* Exercise aim *
Your answer is a single number: how many lines hold the word "JSON"?

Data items
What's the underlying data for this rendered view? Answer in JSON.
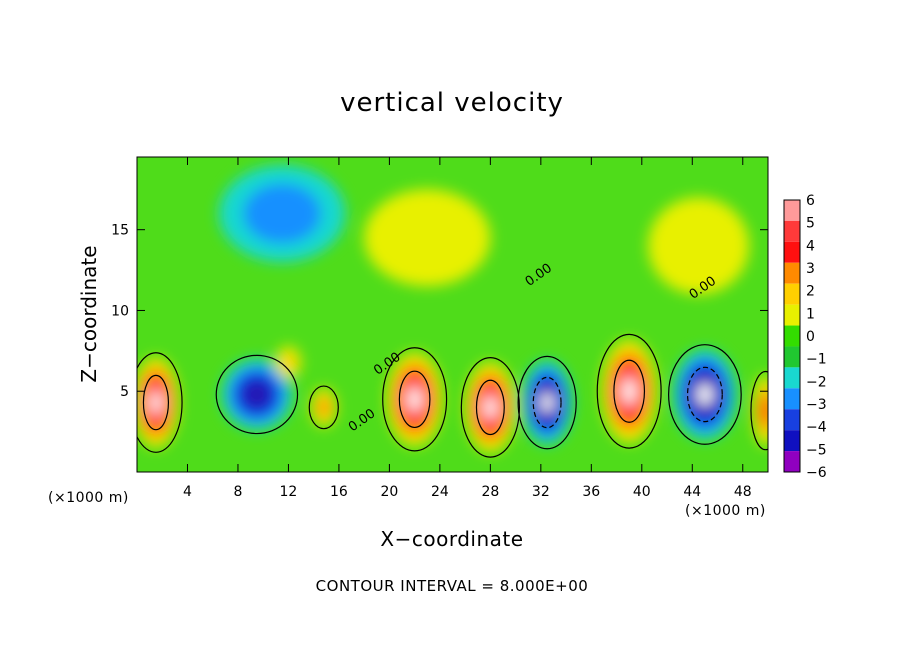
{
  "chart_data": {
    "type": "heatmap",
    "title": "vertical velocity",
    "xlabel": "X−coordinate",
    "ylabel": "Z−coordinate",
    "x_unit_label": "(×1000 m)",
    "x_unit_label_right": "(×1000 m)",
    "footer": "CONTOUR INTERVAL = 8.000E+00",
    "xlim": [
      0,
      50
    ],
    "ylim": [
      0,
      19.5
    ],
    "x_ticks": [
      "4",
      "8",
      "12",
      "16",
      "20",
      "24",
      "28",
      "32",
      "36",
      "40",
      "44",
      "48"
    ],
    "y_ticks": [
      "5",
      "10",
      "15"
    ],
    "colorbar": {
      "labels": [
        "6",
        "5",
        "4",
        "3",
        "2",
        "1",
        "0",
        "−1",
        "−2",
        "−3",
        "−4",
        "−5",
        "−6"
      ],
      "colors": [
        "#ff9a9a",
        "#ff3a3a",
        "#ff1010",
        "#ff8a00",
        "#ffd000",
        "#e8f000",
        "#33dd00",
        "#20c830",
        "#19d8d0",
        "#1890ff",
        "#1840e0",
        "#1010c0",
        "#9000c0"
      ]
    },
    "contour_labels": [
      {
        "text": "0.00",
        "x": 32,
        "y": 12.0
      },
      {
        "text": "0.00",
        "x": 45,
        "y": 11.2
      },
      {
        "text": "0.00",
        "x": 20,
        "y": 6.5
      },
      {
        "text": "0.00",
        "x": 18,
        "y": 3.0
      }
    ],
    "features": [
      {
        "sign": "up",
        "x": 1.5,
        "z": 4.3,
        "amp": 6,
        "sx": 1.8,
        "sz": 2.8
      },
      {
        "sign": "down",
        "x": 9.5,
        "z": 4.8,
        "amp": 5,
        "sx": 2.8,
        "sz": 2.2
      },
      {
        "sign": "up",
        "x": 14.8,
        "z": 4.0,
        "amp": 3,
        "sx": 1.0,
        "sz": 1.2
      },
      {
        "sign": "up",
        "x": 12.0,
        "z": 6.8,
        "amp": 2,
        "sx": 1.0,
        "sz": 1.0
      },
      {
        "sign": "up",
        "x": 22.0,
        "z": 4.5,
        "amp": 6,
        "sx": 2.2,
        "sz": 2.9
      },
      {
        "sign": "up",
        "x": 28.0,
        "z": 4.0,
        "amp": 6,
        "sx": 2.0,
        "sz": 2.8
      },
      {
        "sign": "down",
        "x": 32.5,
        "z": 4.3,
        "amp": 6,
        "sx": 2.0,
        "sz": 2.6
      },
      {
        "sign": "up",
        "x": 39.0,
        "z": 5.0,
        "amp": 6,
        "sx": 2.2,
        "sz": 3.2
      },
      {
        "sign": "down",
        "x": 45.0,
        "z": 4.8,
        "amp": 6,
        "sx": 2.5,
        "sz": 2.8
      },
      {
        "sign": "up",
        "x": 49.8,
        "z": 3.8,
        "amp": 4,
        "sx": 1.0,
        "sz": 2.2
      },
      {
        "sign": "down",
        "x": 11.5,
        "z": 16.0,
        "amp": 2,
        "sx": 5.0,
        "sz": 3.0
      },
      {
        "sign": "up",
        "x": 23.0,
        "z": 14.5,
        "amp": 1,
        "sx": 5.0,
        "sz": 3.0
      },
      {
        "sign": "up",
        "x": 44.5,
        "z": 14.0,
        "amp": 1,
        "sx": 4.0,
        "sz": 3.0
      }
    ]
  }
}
--
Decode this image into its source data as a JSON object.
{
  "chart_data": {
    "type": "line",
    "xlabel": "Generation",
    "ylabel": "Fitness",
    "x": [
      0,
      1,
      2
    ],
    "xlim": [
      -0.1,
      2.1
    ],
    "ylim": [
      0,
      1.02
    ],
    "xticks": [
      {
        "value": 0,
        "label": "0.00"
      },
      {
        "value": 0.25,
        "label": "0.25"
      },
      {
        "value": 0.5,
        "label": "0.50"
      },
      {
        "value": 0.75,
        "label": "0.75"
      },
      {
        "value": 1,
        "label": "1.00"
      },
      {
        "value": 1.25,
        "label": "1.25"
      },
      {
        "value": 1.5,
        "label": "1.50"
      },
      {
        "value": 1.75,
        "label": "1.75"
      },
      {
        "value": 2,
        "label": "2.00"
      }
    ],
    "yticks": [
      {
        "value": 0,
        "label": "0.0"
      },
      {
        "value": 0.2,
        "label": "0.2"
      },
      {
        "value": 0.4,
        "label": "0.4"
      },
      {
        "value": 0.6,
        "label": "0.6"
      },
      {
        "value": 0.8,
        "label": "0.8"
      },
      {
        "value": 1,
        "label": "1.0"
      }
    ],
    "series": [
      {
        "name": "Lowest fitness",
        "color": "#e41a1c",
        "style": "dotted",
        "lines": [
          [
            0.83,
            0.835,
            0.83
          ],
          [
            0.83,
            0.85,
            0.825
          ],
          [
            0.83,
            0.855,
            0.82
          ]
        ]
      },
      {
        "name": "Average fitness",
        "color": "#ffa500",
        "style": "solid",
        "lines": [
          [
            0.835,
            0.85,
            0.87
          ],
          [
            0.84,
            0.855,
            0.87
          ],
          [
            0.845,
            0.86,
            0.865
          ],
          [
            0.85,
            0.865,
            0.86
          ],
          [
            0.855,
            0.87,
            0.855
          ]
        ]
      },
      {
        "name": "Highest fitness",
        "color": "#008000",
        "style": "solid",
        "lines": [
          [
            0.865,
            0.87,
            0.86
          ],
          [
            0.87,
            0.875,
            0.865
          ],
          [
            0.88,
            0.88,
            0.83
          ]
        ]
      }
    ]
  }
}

* Exercise result *
2